### Do this
Filter the records below for the word "Award". Copy each line that holds it.

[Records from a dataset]
>> BEGIN

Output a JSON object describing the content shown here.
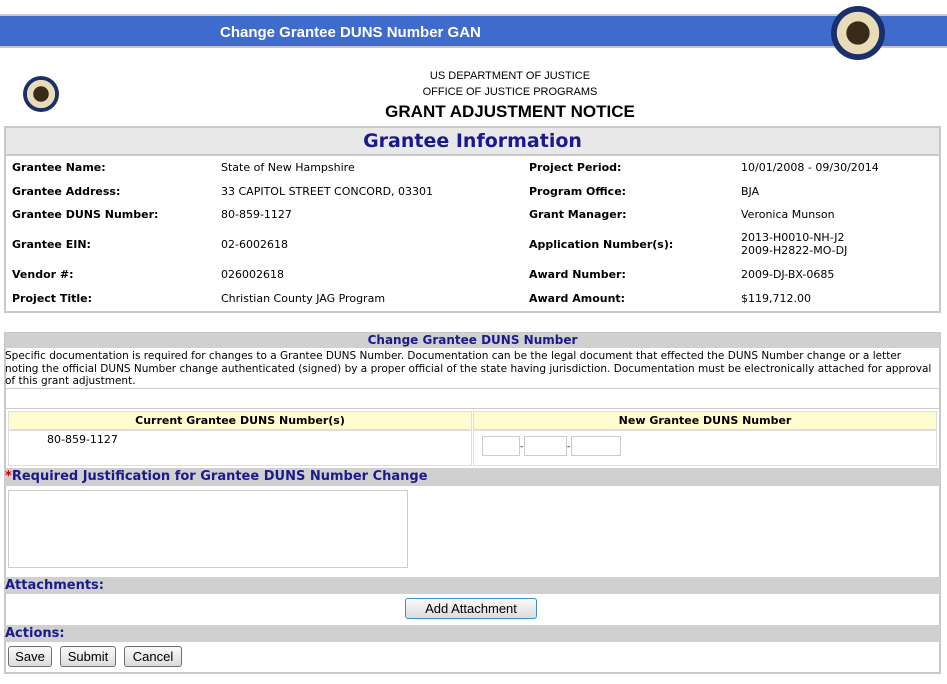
{
  "header": {
    "title": "Change Grantee DUNS Number GAN"
  },
  "agency": {
    "line1": "US DEPARTMENT OF JUSTICE",
    "line2": "OFFICE OF JUSTICE PROGRAMS",
    "title": "GRANT ADJUSTMENT NOTICE"
  },
  "grantee": {
    "heading": "Grantee Information",
    "left": [
      {
        "label": "Grantee Name:",
        "value": "State of New Hampshire"
      },
      {
        "label": "Grantee Address:",
        "value": "33 CAPITOL STREET CONCORD, 03301"
      },
      {
        "label": "Grantee DUNS Number:",
        "value": "80-859-1127"
      },
      {
        "label": "Grantee EIN:",
        "value": "02-6002618"
      },
      {
        "label": "Vendor #:",
        "value": "026002618"
      },
      {
        "label": "Project Title:",
        "value": "Christian County JAG Program"
      }
    ],
    "right": [
      {
        "label": "Project Period:",
        "value": "10/01/2008 - 09/30/2014"
      },
      {
        "label": "Program Office:",
        "value": "BJA"
      },
      {
        "label": "Grant Manager:",
        "value": "Veronica Munson"
      },
      {
        "label": "Application Number(s):",
        "value": "2013-H0010-NH-J2",
        "value2": "2009-H2822-MO-DJ"
      },
      {
        "label": "Award Number:",
        "value": "2009-DJ-BX-0685"
      },
      {
        "label": "Award Amount:",
        "value": "$119,712.00"
      }
    ]
  },
  "change": {
    "heading": "Change Grantee DUNS Number",
    "description": "Specific documentation is required for changes to a Grantee DUNS Number. Documentation can be the legal document that effected the DUNS Number change or a letter noting the official DUNS Number change authenticated (signed) by a proper official of the state having jurisdiction. Documentation must be electronically attached for approval of this grant adjustment.",
    "current_header": "Current Grantee DUNS Number(s)",
    "new_header": "New Grantee DUNS Number",
    "current_value": "80-859-1127",
    "dash": "-"
  },
  "justification": {
    "asterisk": "*",
    "label": "Required Justification for Grantee DUNS Number Change",
    "value": ""
  },
  "attachments": {
    "heading": "Attachments:",
    "add_label": "Add Attachment"
  },
  "actions": {
    "heading": "Actions:",
    "save": "Save",
    "submit": "Submit",
    "cancel": "Cancel"
  }
}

>> END

### Output below
        "label": "Award Number:",
        "label": "Award Amount:",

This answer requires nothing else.